#### Set problem:
Pictures stay out of the copy; set down each line of the listing below exactly.

-------- Exercise material --------

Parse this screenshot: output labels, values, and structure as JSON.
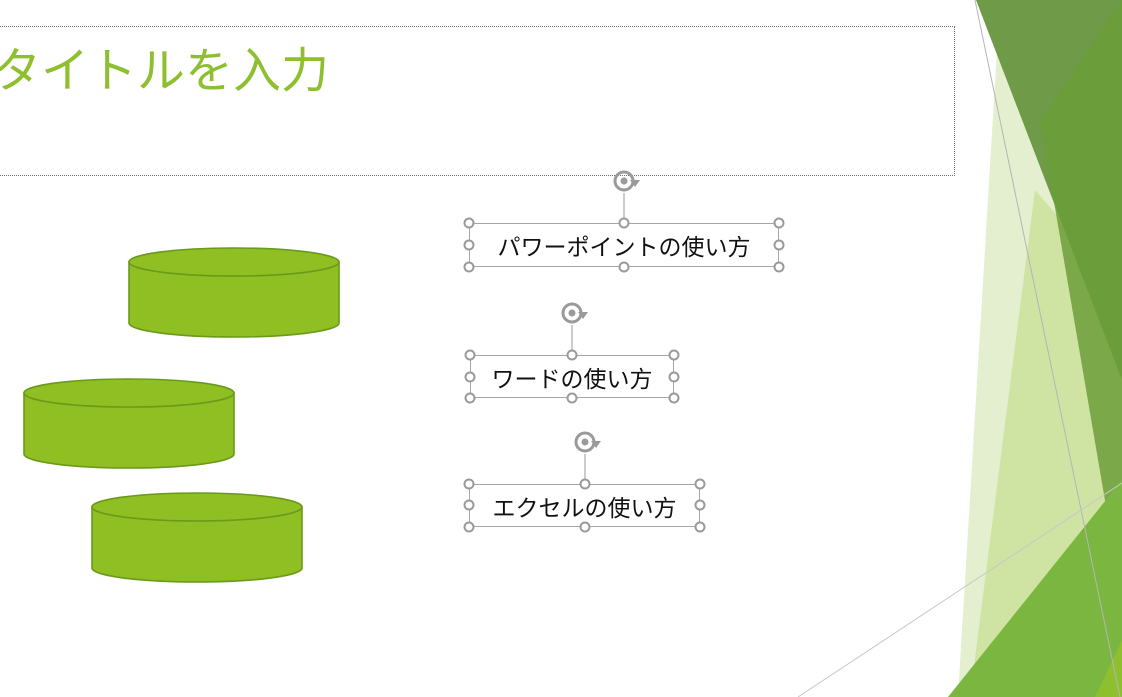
{
  "slide": {
    "title_placeholder": "タイトルを入力",
    "text_boxes": [
      {
        "label": "パワーポイントの使い方"
      },
      {
        "label": "ワードの使い方"
      },
      {
        "label": "エクセルの使い方"
      }
    ]
  },
  "theme": {
    "accent": "#8dbf2e",
    "shape_fill": "#8fbf22",
    "shape_outline": "#6a9a1a",
    "selection_handle": "#9a9a9a"
  }
}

--------

#### Exercise result:
Parse this screenshot: output labels, values, and structure as JSON.
{
  "slide": {
    "title_placeholder": "タイトルを入力",
    "text_boxes": [
      {
        "label": "パワーポイントの使い方"
      },
      {
        "label": "ワードの使い方"
      },
      {
        "label": "エクセルの使い方"
      }
    ]
  },
  "theme": {
    "accent": "#8dbf2e",
    "shape_fill": "#8fbf22",
    "shape_outline": "#6a9a1a",
    "selection_handle": "#9a9a9a"
  }
}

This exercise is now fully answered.